## Short exercise
Take each line containing "text" and report it exactly as written.

Figure record extracts:
..........
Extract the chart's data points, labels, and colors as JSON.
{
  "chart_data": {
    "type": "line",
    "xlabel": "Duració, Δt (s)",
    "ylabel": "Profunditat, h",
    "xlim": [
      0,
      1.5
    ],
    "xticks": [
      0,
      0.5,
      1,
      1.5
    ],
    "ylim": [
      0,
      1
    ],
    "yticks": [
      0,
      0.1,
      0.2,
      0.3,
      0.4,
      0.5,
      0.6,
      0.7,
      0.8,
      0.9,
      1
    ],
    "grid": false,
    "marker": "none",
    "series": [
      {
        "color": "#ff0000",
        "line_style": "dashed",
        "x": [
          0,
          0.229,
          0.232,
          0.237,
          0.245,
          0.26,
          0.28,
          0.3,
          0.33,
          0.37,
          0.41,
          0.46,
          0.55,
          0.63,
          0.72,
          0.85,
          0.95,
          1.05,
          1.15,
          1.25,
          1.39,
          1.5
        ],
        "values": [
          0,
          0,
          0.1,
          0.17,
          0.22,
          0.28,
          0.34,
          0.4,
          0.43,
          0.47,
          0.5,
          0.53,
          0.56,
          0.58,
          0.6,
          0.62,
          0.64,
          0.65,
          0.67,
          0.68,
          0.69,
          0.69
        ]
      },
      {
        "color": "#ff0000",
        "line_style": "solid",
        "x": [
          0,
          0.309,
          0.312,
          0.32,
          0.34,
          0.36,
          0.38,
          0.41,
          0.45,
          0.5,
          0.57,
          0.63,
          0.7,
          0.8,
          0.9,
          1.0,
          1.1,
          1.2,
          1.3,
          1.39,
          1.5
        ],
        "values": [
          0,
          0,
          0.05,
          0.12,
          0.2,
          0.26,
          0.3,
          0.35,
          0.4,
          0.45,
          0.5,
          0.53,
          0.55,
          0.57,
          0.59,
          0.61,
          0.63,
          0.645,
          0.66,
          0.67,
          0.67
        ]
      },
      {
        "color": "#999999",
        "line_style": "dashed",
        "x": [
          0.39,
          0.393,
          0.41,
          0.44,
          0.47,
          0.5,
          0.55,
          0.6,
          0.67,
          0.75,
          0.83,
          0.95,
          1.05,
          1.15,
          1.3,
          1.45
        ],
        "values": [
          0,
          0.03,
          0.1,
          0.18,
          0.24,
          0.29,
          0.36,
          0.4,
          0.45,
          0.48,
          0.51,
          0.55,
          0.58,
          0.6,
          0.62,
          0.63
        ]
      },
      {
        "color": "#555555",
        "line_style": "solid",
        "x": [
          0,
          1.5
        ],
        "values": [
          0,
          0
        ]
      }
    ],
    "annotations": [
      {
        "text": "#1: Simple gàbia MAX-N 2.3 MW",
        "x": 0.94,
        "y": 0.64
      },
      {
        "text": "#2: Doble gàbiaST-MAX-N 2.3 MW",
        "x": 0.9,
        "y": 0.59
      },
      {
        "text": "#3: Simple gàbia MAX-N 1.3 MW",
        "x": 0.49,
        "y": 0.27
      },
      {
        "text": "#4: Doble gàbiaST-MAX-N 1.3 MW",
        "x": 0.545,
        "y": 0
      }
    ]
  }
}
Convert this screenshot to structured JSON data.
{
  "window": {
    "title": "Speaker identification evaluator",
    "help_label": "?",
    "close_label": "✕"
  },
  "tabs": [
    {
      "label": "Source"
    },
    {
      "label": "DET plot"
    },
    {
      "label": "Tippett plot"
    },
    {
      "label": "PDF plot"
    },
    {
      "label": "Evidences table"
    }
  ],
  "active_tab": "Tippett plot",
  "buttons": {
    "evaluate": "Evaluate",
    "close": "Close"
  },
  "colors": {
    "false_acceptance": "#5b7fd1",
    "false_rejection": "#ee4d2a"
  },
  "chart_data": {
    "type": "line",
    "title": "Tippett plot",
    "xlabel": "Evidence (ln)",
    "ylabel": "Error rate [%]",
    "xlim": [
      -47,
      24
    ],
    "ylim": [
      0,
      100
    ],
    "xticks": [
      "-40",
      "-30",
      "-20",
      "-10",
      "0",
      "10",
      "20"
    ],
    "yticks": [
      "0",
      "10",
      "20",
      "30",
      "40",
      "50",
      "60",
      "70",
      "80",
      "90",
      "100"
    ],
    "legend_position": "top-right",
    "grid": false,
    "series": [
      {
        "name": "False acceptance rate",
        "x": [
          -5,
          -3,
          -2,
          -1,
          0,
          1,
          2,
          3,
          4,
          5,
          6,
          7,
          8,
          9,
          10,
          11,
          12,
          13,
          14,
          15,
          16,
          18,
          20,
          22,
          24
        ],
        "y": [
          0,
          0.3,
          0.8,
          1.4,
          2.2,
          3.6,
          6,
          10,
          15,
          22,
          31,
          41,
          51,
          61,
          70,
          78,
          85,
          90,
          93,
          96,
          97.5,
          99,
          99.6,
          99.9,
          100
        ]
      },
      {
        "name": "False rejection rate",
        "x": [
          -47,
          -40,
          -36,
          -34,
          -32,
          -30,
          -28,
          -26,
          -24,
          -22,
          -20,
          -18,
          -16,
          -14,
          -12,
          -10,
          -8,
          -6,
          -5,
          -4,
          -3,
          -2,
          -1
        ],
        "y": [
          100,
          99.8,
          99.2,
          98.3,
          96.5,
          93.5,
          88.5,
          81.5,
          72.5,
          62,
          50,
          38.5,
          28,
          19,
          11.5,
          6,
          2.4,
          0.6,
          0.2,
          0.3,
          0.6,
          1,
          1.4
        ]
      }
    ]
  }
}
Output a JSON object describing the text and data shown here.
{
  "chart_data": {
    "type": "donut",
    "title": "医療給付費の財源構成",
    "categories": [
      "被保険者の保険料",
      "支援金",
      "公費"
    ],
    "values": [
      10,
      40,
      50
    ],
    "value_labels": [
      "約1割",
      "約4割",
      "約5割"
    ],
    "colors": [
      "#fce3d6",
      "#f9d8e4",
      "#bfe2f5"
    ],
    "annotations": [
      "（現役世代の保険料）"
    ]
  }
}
..........
## Final answer
        "text": "#1: Simple gàbia MAX-N 2.3 MW",
        "text": "#2: Doble gàbiaST-MAX-N 2.3 MW",
        "text": "#3: Simple gàbia MAX-N 1.3 MW",
        "text": "#4: Doble gàbiaST-MAX-N 1.3 MW",
Output a JSON object describing the text and data shown here.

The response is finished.